Excerpts from a figure dataset
>> Begin
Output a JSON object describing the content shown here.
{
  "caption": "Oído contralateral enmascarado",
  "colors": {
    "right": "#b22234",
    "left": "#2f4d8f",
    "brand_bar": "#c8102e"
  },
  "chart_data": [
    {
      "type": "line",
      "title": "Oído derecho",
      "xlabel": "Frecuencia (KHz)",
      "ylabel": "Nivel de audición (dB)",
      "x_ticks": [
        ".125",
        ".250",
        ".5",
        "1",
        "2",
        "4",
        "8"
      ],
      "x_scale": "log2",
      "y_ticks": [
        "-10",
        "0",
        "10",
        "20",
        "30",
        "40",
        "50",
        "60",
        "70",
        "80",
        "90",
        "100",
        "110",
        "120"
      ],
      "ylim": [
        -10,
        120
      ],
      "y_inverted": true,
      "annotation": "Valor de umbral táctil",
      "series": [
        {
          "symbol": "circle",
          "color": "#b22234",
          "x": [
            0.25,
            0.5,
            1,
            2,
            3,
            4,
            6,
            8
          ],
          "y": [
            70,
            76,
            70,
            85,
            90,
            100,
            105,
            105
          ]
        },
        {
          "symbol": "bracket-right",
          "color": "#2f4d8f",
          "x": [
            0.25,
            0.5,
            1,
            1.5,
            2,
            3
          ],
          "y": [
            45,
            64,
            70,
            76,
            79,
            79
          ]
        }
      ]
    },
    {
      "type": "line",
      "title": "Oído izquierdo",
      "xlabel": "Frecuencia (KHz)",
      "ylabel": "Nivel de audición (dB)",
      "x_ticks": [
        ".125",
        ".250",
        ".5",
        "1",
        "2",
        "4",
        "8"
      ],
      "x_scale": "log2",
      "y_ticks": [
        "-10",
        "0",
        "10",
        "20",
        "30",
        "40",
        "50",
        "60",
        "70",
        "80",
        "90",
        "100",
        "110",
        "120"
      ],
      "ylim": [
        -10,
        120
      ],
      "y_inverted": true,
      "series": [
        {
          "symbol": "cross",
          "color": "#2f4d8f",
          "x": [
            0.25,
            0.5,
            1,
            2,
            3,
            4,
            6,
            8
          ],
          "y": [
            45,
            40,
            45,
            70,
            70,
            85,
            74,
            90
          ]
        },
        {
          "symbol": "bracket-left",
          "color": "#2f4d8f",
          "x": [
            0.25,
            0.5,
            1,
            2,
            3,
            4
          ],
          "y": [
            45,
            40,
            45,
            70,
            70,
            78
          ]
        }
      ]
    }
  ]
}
>> End
## Goal
Set down every record above exactly as given.

## Completed exercise
Output a JSON object describing the content shown here.
{
  "caption": "Oído contralateral enmascarado",
  "colors": {
    "right": "#b22234",
    "left": "#2f4d8f",
    "brand_bar": "#c8102e"
  },
  "chart_data": [
    {
      "type": "line",
      "title": "Oído derecho",
      "xlabel": "Frecuencia (KHz)",
      "ylabel": "Nivel de audición (dB)",
      "x_ticks": [
        ".125",
        ".250",
        ".5",
        "1",
        "2",
        "4",
        "8"
      ],
      "x_scale": "log2",
      "y_ticks": [
        "-10",
        "0",
        "10",
        "20",
        "30",
        "40",
        "50",
        "60",
        "70",
        "80",
        "90",
        "100",
        "110",
        "120"
      ],
      "ylim": [
        -10,
        120
      ],
      "y_inverted": true,
      "annotation": "Valor de umbral táctil",
      "series": [
        {
          "symbol": "circle",
          "color": "#b22234",
          "x": [
            0.25,
            0.5,
            1,
            2,
            3,
            4,
            6,
            8
          ],
          "y": [
            70,
            76,
            70,
            85,
            90,
            100,
            105,
            105
          ]
        },
        {
          "symbol": "bracket-right",
          "color": "#2f4d8f",
          "x": [
            0.25,
            0.5,
            1,
            1.5,
            2,
            3
          ],
          "y": [
            45,
            64,
            70,
            76,
            79,
            79
          ]
        }
      ]
    },
    {
      "type": "line",
      "title": "Oído izquierdo",
      "xlabel": "Frecuencia (KHz)",
      "ylabel": "Nivel de audición (dB)",
      "x_ticks": [
        ".125",
        ".250",
        ".5",
        "1",
        "2",
        "4",
        "8"
      ],
      "x_scale": "log2",
      "y_ticks": [
        "-10",
        "0",
        "10",
        "20",
        "30",
        "40",
        "50",
        "60",
        "70",
        "80",
        "90",
        "100",
        "110",
        "120"
      ],
      "ylim": [
        -10,
        120
      ],
      "y_inverted": true,
      "series": [
        {
          "symbol": "cross",
          "color": "#2f4d8f",
          "x": [
            0.25,
            0.5,
            1,
            2,
            3,
            4,
            6,
            8
          ],
          "y": [
            45,
            40,
            45,
            70,
            70,
            85,
            74,
            90
          ]
        },
        {
          "symbol": "bracket-left",
          "color": "#2f4d8f",
          "x": [
            0.25,
            0.5,
            1,
            2,
            3,
            4
          ],
          "y": [
            45,
            40,
            45,
            70,
            70,
            78
          ]
        }
      ]
    }
  ]
}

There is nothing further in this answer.